ENTRIES SUPPLIED
☆ ☆ ☆
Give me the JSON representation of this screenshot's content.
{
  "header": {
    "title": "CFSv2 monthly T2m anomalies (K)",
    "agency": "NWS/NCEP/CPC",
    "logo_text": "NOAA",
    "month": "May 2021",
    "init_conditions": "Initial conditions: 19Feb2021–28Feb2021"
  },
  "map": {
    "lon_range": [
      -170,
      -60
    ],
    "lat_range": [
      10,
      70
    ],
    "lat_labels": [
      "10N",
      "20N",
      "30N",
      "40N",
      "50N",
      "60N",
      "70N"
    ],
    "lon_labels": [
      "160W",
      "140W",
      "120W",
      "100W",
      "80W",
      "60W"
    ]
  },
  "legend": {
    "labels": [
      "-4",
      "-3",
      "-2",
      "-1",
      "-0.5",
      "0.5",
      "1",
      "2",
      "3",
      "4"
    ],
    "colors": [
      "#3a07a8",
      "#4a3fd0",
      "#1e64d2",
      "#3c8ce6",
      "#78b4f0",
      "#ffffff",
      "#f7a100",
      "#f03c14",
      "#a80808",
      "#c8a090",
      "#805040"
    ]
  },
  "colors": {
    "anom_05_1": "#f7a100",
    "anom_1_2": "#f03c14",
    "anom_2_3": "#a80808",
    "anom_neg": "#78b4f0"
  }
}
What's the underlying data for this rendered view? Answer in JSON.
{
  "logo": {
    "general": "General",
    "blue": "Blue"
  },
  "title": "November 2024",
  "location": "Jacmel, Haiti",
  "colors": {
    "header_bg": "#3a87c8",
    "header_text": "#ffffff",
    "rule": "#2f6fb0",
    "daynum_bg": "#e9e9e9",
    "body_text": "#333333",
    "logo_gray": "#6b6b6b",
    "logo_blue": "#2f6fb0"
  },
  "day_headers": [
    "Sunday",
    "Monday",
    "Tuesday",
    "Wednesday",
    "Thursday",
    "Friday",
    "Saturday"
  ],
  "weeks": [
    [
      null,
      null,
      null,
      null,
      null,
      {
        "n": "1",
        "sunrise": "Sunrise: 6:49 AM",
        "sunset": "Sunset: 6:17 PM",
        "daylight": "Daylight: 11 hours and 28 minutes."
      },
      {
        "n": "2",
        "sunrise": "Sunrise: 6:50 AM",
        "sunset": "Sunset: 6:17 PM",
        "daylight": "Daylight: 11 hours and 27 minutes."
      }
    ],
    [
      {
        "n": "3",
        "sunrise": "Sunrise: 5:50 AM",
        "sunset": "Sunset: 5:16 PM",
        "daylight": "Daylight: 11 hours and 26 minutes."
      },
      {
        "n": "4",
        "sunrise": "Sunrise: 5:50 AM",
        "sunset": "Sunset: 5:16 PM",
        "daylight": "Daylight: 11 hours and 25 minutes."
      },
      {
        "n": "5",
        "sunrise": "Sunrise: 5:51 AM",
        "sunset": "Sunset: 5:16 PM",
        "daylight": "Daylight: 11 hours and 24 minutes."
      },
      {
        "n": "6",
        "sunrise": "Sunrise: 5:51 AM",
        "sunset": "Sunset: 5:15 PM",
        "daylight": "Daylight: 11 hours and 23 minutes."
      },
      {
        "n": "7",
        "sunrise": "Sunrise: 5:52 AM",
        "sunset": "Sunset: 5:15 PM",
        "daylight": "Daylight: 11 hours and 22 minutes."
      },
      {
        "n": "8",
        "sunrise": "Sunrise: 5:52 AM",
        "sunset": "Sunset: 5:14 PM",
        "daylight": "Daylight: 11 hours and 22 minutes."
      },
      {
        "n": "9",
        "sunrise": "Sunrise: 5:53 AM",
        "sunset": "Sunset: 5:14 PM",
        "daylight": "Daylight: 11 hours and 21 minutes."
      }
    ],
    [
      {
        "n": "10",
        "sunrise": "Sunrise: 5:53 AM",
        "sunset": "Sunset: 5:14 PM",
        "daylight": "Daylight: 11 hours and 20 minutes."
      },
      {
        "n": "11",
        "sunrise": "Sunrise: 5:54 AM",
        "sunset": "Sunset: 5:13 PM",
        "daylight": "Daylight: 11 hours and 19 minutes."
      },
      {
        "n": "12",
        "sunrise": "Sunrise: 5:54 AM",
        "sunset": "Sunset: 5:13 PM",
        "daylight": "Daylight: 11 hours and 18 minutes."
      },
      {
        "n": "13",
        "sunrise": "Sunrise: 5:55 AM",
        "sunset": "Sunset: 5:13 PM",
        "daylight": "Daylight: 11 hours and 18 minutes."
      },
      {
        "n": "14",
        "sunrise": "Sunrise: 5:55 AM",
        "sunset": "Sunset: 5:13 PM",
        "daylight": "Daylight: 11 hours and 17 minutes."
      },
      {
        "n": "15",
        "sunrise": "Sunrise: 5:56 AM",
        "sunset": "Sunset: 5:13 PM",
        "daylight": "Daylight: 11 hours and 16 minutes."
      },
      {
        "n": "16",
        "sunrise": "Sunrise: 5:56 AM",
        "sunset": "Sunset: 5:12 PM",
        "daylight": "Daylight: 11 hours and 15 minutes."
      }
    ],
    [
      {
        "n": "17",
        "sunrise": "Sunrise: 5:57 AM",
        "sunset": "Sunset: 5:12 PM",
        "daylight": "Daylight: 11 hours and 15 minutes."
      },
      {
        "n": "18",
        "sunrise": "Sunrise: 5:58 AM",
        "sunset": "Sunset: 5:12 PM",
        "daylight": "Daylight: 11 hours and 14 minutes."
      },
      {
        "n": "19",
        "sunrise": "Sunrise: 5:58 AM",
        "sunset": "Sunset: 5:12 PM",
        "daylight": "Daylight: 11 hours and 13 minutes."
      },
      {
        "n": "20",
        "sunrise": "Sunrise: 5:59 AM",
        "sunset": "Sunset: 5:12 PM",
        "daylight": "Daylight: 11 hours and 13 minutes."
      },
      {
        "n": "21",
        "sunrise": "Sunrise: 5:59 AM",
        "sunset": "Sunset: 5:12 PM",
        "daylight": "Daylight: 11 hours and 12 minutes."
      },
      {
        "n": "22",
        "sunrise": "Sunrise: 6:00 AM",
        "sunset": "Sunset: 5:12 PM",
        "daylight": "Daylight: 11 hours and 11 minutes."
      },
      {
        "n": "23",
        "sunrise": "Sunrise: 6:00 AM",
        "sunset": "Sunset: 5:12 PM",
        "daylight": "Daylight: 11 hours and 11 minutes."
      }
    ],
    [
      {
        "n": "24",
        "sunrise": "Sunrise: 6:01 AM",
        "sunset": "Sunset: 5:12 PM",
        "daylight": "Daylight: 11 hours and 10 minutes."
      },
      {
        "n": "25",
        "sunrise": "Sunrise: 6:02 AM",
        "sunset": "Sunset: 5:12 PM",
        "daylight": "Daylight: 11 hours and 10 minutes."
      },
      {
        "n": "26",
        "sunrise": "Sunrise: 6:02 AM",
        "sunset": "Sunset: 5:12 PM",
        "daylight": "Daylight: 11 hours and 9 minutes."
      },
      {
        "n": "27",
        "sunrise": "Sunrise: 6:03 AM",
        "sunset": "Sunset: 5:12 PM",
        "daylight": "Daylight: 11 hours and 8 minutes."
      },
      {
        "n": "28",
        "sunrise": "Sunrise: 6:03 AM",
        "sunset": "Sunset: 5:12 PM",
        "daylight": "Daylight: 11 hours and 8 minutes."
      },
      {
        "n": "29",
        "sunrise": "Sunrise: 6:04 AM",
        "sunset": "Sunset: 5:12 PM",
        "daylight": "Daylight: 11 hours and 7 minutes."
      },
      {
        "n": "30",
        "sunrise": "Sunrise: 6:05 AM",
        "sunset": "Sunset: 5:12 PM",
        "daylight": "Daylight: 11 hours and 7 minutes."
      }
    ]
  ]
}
☆ ☆ ☆
EXERCISE INSTRUCTIONS
Extract the complete listing verbatim.

ANSWER
Give me the JSON representation of this screenshot's content.
{
  "header": {
    "title": "CFSv2 monthly T2m anomalies (K)",
    "agency": "NWS/NCEP/CPC",
    "logo_text": "NOAA",
    "month": "May 2021",
    "init_conditions": "Initial conditions: 19Feb2021–28Feb2021"
  },
  "map": {
    "lon_range": [
      -170,
      -60
    ],
    "lat_range": [
      10,
      70
    ],
    "lat_labels": [
      "10N",
      "20N",
      "30N",
      "40N",
      "50N",
      "60N",
      "70N"
    ],
    "lon_labels": [
      "160W",
      "140W",
      "120W",
      "100W",
      "80W",
      "60W"
    ]
  },
  "legend": {
    "labels": [
      "-4",
      "-3",
      "-2",
      "-1",
      "-0.5",
      "0.5",
      "1",
      "2",
      "3",
      "4"
    ],
    "colors": [
      "#3a07a8",
      "#4a3fd0",
      "#1e64d2",
      "#3c8ce6",
      "#78b4f0",
      "#ffffff",
      "#f7a100",
      "#f03c14",
      "#a80808",
      "#c8a090",
      "#805040"
    ]
  },
  "colors": {
    "anom_05_1": "#f7a100",
    "anom_1_2": "#f03c14",
    "anom_2_3": "#a80808",
    "anom_neg": "#78b4f0"
  }
}
What's the underlying data for this rendered view? Answer in JSON.
{
  "logo": {
    "general": "General",
    "blue": "Blue"
  },
  "title": "November 2024",
  "location": "Jacmel, Haiti",
  "colors": {
    "header_bg": "#3a87c8",
    "header_text": "#ffffff",
    "rule": "#2f6fb0",
    "daynum_bg": "#e9e9e9",
    "body_text": "#333333",
    "logo_gray": "#6b6b6b",
    "logo_blue": "#2f6fb0"
  },
  "day_headers": [
    "Sunday",
    "Monday",
    "Tuesday",
    "Wednesday",
    "Thursday",
    "Friday",
    "Saturday"
  ],
  "weeks": [
    [
      null,
      null,
      null,
      null,
      null,
      {
        "n": "1",
        "sunrise": "Sunrise: 6:49 AM",
        "sunset": "Sunset: 6:17 PM",
        "daylight": "Daylight: 11 hours and 28 minutes."
      },
      {
        "n": "2",
        "sunrise": "Sunrise: 6:50 AM",
        "sunset": "Sunset: 6:17 PM",
        "daylight": "Daylight: 11 hours and 27 minutes."
      }
    ],
    [
      {
        "n": "3",
        "sunrise": "Sunrise: 5:50 AM",
        "sunset": "Sunset: 5:16 PM",
        "daylight": "Daylight: 11 hours and 26 minutes."
      },
      {
        "n": "4",
        "sunrise": "Sunrise: 5:50 AM",
        "sunset": "Sunset: 5:16 PM",
        "daylight": "Daylight: 11 hours and 25 minutes."
      },
      {
        "n": "5",
        "sunrise": "Sunrise: 5:51 AM",
        "sunset": "Sunset: 5:16 PM",
        "daylight": "Daylight: 11 hours and 24 minutes."
      },
      {
        "n": "6",
        "sunrise": "Sunrise: 5:51 AM",
        "sunset": "Sunset: 5:15 PM",
        "daylight": "Daylight: 11 hours and 23 minutes."
      },
      {
        "n": "7",
        "sunrise": "Sunrise: 5:52 AM",
        "sunset": "Sunset: 5:15 PM",
        "daylight": "Daylight: 11 hours and 22 minutes."
      },
      {
        "n": "8",
        "sunrise": "Sunrise: 5:52 AM",
        "sunset": "Sunset: 5:14 PM",
        "daylight": "Daylight: 11 hours and 22 minutes."
      },
      {
        "n": "9",
        "sunrise": "Sunrise: 5:53 AM",
        "sunset": "Sunset: 5:14 PM",
        "daylight": "Daylight: 11 hours and 21 minutes."
      }
    ],
    [
      {
        "n": "10",
        "sunrise": "Sunrise: 5:53 AM",
        "sunset": "Sunset: 5:14 PM",
        "daylight": "Daylight: 11 hours and 20 minutes."
      },
      {
        "n": "11",
        "sunrise": "Sunrise: 5:54 AM",
        "sunset": "Sunset: 5:13 PM",
        "daylight": "Daylight: 11 hours and 19 minutes."
      },
      {
        "n": "12",
        "sunrise": "Sunrise: 5:54 AM",
        "sunset": "Sunset: 5:13 PM",
        "daylight": "Daylight: 11 hours and 18 minutes."
      },
      {
        "n": "13",
        "sunrise": "Sunrise: 5:55 AM",
        "sunset": "Sunset: 5:13 PM",
        "daylight": "Daylight: 11 hours and 18 minutes."
      },
      {
        "n": "14",
        "sunrise": "Sunrise: 5:55 AM",
        "sunset": "Sunset: 5:13 PM",
        "daylight": "Daylight: 11 hours and 17 minutes."
      },
      {
        "n": "15",
        "sunrise": "Sunrise: 5:56 AM",
        "sunset": "Sunset: 5:13 PM",
        "daylight": "Daylight: 11 hours and 16 minutes."
      },
      {
        "n": "16",
        "sunrise": "Sunrise: 5:56 AM",
        "sunset": "Sunset: 5:12 PM",
        "daylight": "Daylight: 11 hours and 15 minutes."
      }
    ],
    [
      {
        "n": "17",
        "sunrise": "Sunrise: 5:57 AM",
        "sunset": "Sunset: 5:12 PM",
        "daylight": "Daylight: 11 hours and 15 minutes."
      },
      {
        "n": "18",
        "sunrise": "Sunrise: 5:58 AM",
        "sunset": "Sunset: 5:12 PM",
        "daylight": "Daylight: 11 hours and 14 minutes."
      },
      {
        "n": "19",
        "sunrise": "Sunrise: 5:58 AM",
        "sunset": "Sunset: 5:12 PM",
        "daylight": "Daylight: 11 hours and 13 minutes."
      },
      {
        "n": "20",
        "sunrise": "Sunrise: 5:59 AM",
        "sunset": "Sunset: 5:12 PM",
        "daylight": "Daylight: 11 hours and 13 minutes."
      },
      {
        "n": "21",
        "sunrise": "Sunrise: 5:59 AM",
        "sunset": "Sunset: 5:12 PM",
        "daylight": "Daylight: 11 hours and 12 minutes."
      },
      {
        "n": "22",
        "sunrise": "Sunrise: 6:00 AM",
        "sunset": "Sunset: 5:12 PM",
        "daylight": "Daylight: 11 hours and 11 minutes."
      },
      {
        "n": "23",
        "sunrise": "Sunrise: 6:00 AM",
        "sunset": "Sunset: 5:12 PM",
        "daylight": "Daylight: 11 hours and 11 minutes."
      }
    ],
    [
      {
        "n": "24",
        "sunrise": "Sunrise: 6:01 AM",
        "sunset": "Sunset: 5:12 PM",
        "daylight": "Daylight: 11 hours and 10 minutes."
      },
      {
        "n": "25",
        "sunrise": "Sunrise: 6:02 AM",
        "sunset": "Sunset: 5:12 PM",
        "daylight": "Daylight: 11 hours and 10 minutes."
      },
      {
        "n": "26",
        "sunrise": "Sunrise: 6:02 AM",
        "sunset": "Sunset: 5:12 PM",
        "daylight": "Daylight: 11 hours and 9 minutes."
      },
      {
        "n": "27",
        "sunrise": "Sunrise: 6:03 AM",
        "sunset": "Sunset: 5:12 PM",
        "daylight": "Daylight: 11 hours and 8 minutes."
      },
      {
        "n": "28",
        "sunrise": "Sunrise: 6:03 AM",
        "sunset": "Sunset: 5:12 PM",
        "daylight": "Daylight: 11 hours and 8 minutes."
      },
      {
        "n": "29",
        "sunrise": "Sunrise: 6:04 AM",
        "sunset": "Sunset: 5:12 PM",
        "daylight": "Daylight: 11 hours and 7 minutes."
      },
      {
        "n": "30",
        "sunrise": "Sunrise: 6:05 AM",
        "sunset": "Sunset: 5:12 PM",
        "daylight": "Daylight: 11 hours and 7 minutes."
      }
    ]
  ]
}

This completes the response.